STATED GOAL: Render every line of the rows below as a Markdown table with two columns, No. and Text, that numbers each line and skips blank lines. Leave the pictures out of your answer.

--------

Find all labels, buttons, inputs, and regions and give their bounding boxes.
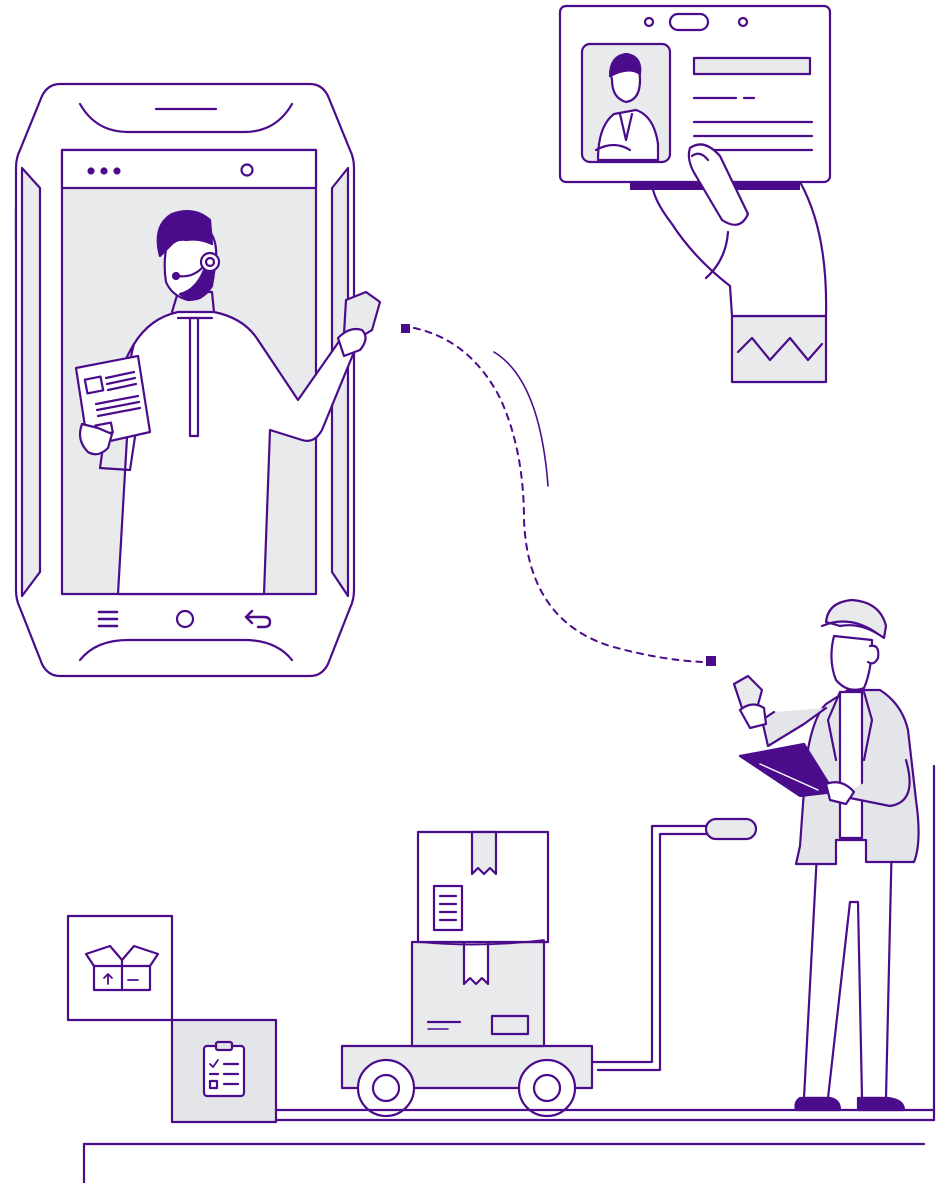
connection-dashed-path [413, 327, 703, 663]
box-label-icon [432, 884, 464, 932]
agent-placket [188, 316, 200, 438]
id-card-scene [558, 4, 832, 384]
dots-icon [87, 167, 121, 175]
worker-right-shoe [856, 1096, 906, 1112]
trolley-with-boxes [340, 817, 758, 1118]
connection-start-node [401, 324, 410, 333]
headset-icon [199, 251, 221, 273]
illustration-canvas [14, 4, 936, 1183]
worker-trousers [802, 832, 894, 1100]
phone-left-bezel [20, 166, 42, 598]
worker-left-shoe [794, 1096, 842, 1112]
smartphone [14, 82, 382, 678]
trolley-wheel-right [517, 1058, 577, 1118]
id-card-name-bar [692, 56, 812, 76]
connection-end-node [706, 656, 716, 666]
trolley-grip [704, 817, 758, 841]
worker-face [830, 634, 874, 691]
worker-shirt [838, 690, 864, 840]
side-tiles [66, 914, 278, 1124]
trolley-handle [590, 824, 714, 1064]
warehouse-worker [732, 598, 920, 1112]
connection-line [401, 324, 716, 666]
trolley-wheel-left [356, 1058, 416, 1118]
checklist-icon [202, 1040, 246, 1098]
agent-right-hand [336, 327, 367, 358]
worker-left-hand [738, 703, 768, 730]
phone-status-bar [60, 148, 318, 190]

--------

ANSWER TO THE EXERCISE:
| No. | Text |
|---|---|
| 1 | Find all labels, buttons, inputs, and regions and give their bounding boxes. |
| 2 | connection-dashed-path [413, 327, 703, 663] |
| 3 | box-label-icon [432, 884, 464, 932] |
| 4 | agent-placket [188, 316, 200, 438] |
| 5 | id-card-scene [558, 4, 832, 384] |
| 6 | dots-icon [87, 167, 121, 175] |
| 7 | worker-right-shoe [856, 1096, 906, 1112] |
| 8 | trolley-with-boxes [340, 817, 758, 1118] |
| 9 | connection-start-node [401, 324, 410, 333] |
| 10 | headset-icon [199, 251, 221, 273] |
| 11 | illustration-canvas [14, 4, 936, 1183] |
| 12 | worker-trousers [802, 832, 894, 1100] |
| 13 | phone-left-bezel [20, 166, 42, 598] |
| 14 | worker-left-shoe [794, 1096, 842, 1112] |
| 15 | smartphone [14, 82, 382, 678] |
| 16 | trolley-wheel-right [517, 1058, 577, 1118] |
| 17 | id-card-name-bar [692, 56, 812, 76] |
| 18 | connection-end-node [706, 656, 716, 666] |
| 19 | trolley-grip [704, 817, 758, 841] |
| 20 | worker-face [830, 634, 874, 691] |
| 21 | worker-shirt [838, 690, 864, 840] |
| 22 | side-tiles [66, 914, 278, 1124] |
| 23 | trolley-handle [590, 824, 714, 1064] |
| 24 | warehouse-worker [732, 598, 920, 1112] |
| 25 | connection-line [401, 324, 716, 666] |
| 26 | trolley-wheel-left [356, 1058, 416, 1118] |
| 27 | checklist-icon [202, 1040, 246, 1098] |
| 28 | agent-right-hand [336, 327, 367, 358] |
| 29 | worker-left-hand [738, 703, 768, 730] |
| 30 | phone-status-bar [60, 148, 318, 190] |